The records that follow need to be output exactly as they are.
>>>
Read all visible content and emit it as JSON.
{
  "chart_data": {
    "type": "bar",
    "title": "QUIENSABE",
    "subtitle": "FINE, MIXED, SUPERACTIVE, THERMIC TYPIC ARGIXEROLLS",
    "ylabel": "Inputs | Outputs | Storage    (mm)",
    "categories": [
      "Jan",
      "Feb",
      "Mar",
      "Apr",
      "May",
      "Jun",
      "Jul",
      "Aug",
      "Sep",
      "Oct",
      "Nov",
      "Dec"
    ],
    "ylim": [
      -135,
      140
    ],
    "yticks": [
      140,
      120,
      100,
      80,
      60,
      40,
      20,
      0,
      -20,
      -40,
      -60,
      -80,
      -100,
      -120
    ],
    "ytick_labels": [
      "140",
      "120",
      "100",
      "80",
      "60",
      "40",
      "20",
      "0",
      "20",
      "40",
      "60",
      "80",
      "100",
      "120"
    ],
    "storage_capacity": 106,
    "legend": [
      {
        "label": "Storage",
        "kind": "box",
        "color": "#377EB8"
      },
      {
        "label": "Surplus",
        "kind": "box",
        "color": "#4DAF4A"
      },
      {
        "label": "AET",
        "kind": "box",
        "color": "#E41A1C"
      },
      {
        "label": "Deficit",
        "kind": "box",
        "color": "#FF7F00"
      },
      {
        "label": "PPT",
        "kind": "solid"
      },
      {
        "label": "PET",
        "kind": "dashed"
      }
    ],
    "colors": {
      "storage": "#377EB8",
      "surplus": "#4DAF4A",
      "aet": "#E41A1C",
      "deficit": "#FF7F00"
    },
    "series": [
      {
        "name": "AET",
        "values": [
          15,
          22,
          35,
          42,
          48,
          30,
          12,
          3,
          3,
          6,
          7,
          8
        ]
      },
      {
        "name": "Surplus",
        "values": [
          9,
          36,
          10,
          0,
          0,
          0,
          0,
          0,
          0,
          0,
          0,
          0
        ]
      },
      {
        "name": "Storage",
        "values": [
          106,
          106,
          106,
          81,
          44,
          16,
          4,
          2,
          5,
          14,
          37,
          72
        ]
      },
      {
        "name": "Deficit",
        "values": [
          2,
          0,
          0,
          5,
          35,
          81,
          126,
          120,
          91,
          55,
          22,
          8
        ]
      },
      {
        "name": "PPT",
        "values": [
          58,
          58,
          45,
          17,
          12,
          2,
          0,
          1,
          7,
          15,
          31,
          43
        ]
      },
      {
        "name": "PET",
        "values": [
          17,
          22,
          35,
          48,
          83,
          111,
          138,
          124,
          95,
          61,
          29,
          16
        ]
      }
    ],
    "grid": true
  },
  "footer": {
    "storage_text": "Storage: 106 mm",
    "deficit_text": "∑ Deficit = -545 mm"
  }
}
<<<
= Answer to the task =
Read all visible content and emit it as JSON.
{
  "chart_data": {
    "type": "bar",
    "title": "QUIENSABE",
    "subtitle": "FINE, MIXED, SUPERACTIVE, THERMIC TYPIC ARGIXEROLLS",
    "ylabel": "Inputs | Outputs | Storage    (mm)",
    "categories": [
      "Jan",
      "Feb",
      "Mar",
      "Apr",
      "May",
      "Jun",
      "Jul",
      "Aug",
      "Sep",
      "Oct",
      "Nov",
      "Dec"
    ],
    "ylim": [
      -135,
      140
    ],
    "yticks": [
      140,
      120,
      100,
      80,
      60,
      40,
      20,
      0,
      -20,
      -40,
      -60,
      -80,
      -100,
      -120
    ],
    "ytick_labels": [
      "140",
      "120",
      "100",
      "80",
      "60",
      "40",
      "20",
      "0",
      "20",
      "40",
      "60",
      "80",
      "100",
      "120"
    ],
    "storage_capacity": 106,
    "legend": [
      {
        "label": "Storage",
        "kind": "box",
        "color": "#377EB8"
      },
      {
        "label": "Surplus",
        "kind": "box",
        "color": "#4DAF4A"
      },
      {
        "label": "AET",
        "kind": "box",
        "color": "#E41A1C"
      },
      {
        "label": "Deficit",
        "kind": "box",
        "color": "#FF7F00"
      },
      {
        "label": "PPT",
        "kind": "solid"
      },
      {
        "label": "PET",
        "kind": "dashed"
      }
    ],
    "colors": {
      "storage": "#377EB8",
      "surplus": "#4DAF4A",
      "aet": "#E41A1C",
      "deficit": "#FF7F00"
    },
    "series": [
      {
        "name": "AET",
        "values": [
          15,
          22,
          35,
          42,
          48,
          30,
          12,
          3,
          3,
          6,
          7,
          8
        ]
      },
      {
        "name": "Surplus",
        "values": [
          9,
          36,
          10,
          0,
          0,
          0,
          0,
          0,
          0,
          0,
          0,
          0
        ]
      },
      {
        "name": "Storage",
        "values": [
          106,
          106,
          106,
          81,
          44,
          16,
          4,
          2,
          5,
          14,
          37,
          72
        ]
      },
      {
        "name": "Deficit",
        "values": [
          2,
          0,
          0,
          5,
          35,
          81,
          126,
          120,
          91,
          55,
          22,
          8
        ]
      },
      {
        "name": "PPT",
        "values": [
          58,
          58,
          45,
          17,
          12,
          2,
          0,
          1,
          7,
          15,
          31,
          43
        ]
      },
      {
        "name": "PET",
        "values": [
          17,
          22,
          35,
          48,
          83,
          111,
          138,
          124,
          95,
          61,
          29,
          16
        ]
      }
    ],
    "grid": true
  },
  "footer": {
    "storage_text": "Storage: 106 mm",
    "deficit_text": "∑ Deficit = -545 mm"
  }
}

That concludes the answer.